* Start Input for this task *
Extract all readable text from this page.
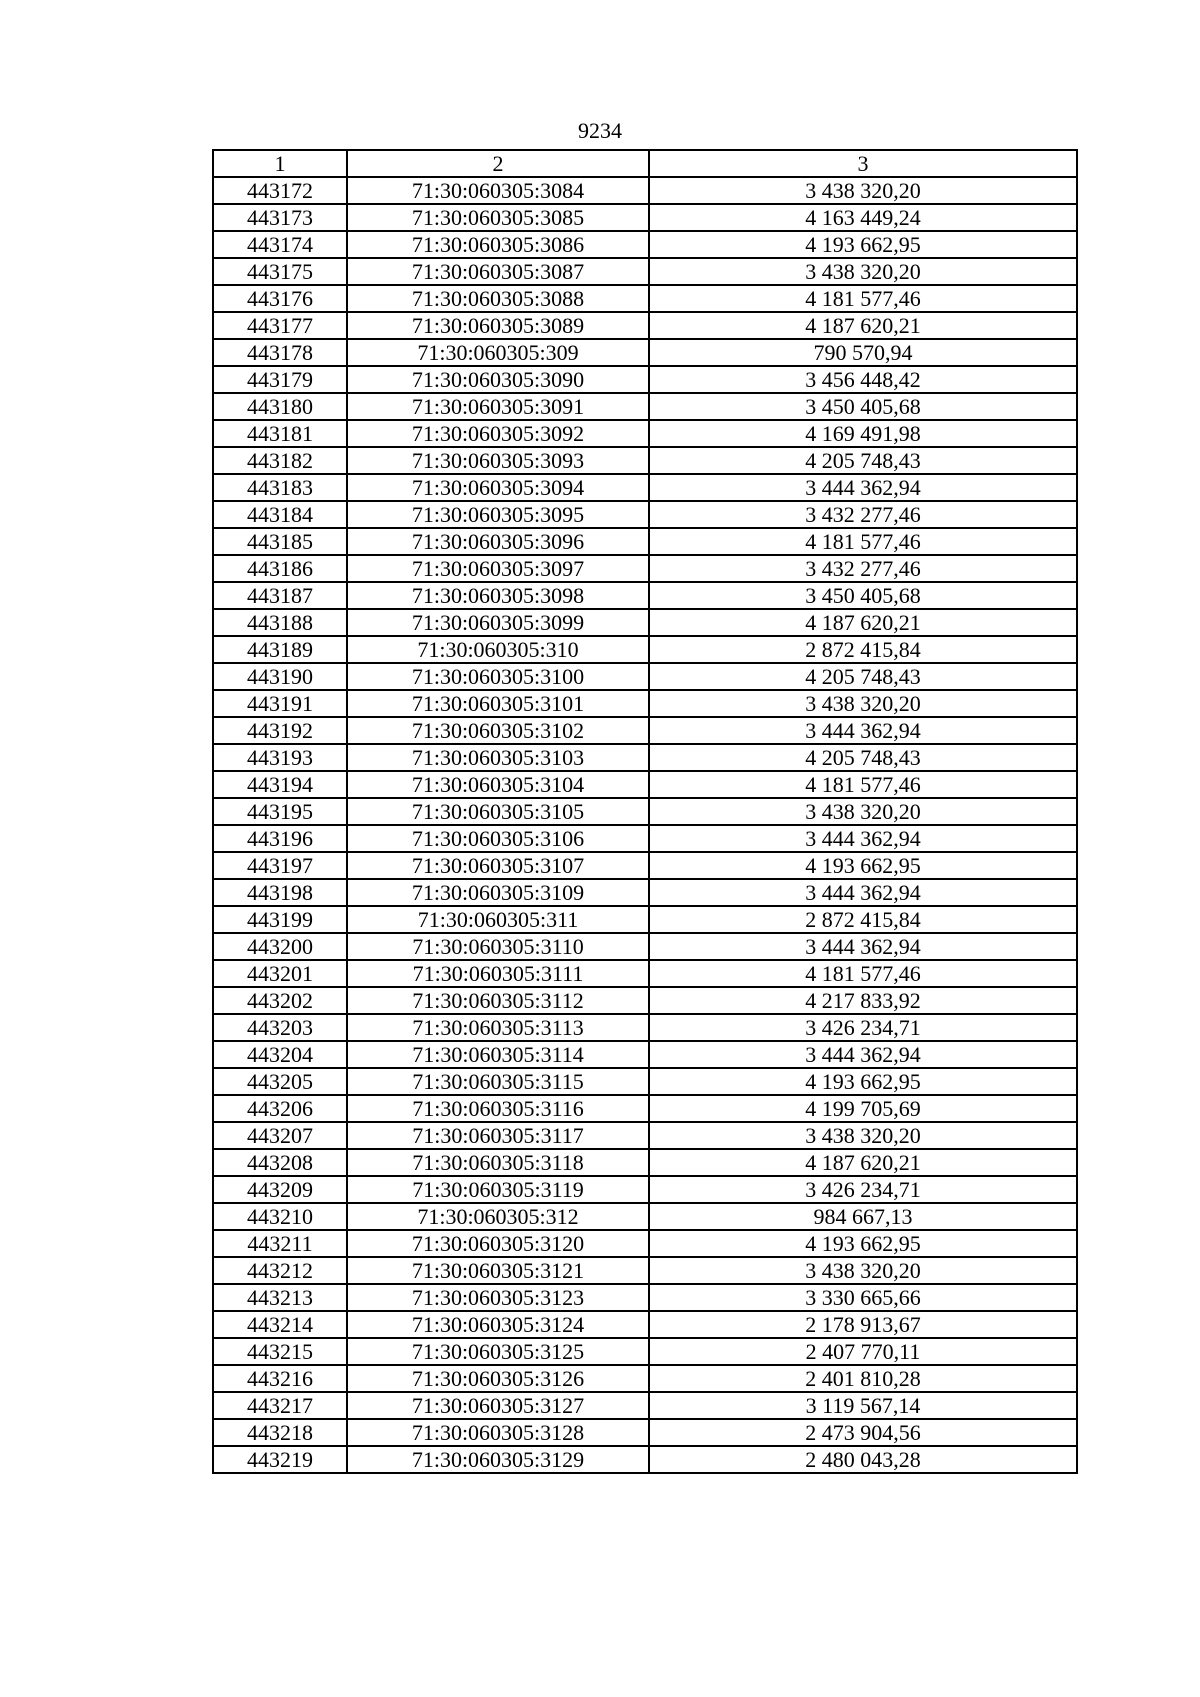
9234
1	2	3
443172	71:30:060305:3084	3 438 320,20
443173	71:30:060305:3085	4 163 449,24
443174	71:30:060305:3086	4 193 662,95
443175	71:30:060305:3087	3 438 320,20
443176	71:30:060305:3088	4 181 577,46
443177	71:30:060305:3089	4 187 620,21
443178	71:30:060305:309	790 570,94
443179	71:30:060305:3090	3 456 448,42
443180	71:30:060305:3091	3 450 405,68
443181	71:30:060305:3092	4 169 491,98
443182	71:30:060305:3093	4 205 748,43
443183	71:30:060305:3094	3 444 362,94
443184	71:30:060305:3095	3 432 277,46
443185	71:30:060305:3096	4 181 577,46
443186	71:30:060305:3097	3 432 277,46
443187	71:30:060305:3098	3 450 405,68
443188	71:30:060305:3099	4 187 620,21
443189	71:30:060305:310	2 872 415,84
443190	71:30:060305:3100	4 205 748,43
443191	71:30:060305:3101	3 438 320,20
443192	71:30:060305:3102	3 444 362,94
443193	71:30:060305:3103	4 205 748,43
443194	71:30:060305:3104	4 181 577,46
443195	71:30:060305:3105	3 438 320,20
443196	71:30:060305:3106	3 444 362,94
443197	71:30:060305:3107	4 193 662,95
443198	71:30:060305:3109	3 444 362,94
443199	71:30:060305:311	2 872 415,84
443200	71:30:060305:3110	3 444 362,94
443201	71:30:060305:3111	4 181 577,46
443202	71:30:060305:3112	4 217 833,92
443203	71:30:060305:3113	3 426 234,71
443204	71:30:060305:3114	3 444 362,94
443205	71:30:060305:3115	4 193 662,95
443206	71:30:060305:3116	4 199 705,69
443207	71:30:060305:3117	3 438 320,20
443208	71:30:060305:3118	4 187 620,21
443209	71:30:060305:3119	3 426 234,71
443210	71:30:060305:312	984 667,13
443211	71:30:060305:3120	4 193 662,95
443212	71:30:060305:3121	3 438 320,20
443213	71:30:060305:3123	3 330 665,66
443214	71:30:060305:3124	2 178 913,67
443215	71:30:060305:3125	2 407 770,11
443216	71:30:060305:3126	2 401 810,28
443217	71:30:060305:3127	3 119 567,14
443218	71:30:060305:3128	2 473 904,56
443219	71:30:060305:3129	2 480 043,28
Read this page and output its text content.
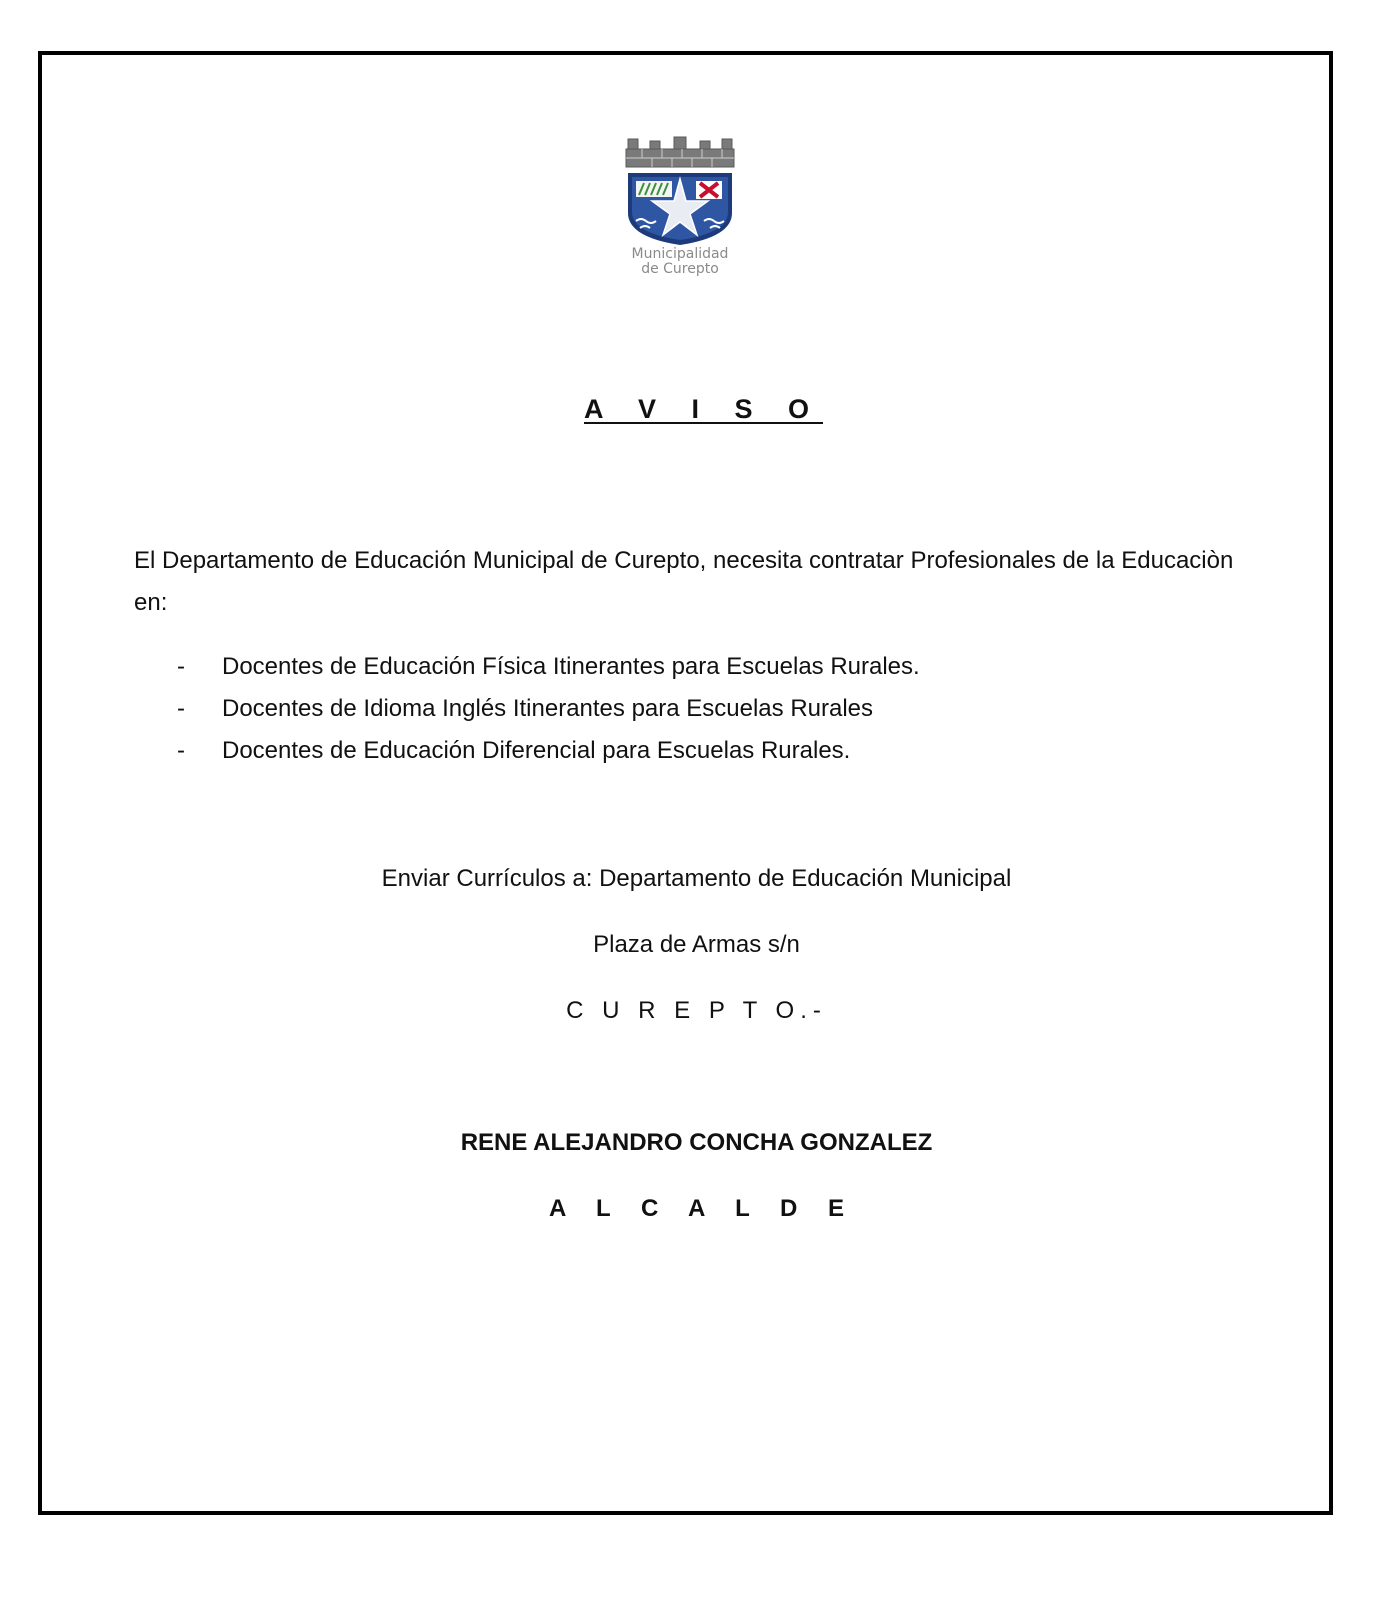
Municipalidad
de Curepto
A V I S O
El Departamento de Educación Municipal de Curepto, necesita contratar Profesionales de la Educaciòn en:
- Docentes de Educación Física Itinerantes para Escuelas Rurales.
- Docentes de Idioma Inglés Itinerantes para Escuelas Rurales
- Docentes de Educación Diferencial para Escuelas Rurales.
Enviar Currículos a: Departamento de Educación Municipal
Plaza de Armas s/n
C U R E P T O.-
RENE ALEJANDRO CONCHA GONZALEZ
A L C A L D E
* End Input for this task *
Exercise description
Among the lines of the data, identify those with the word "text". Copy each of them.

Output of the task
Extract all readable text from this page.
Read this page and output its text content.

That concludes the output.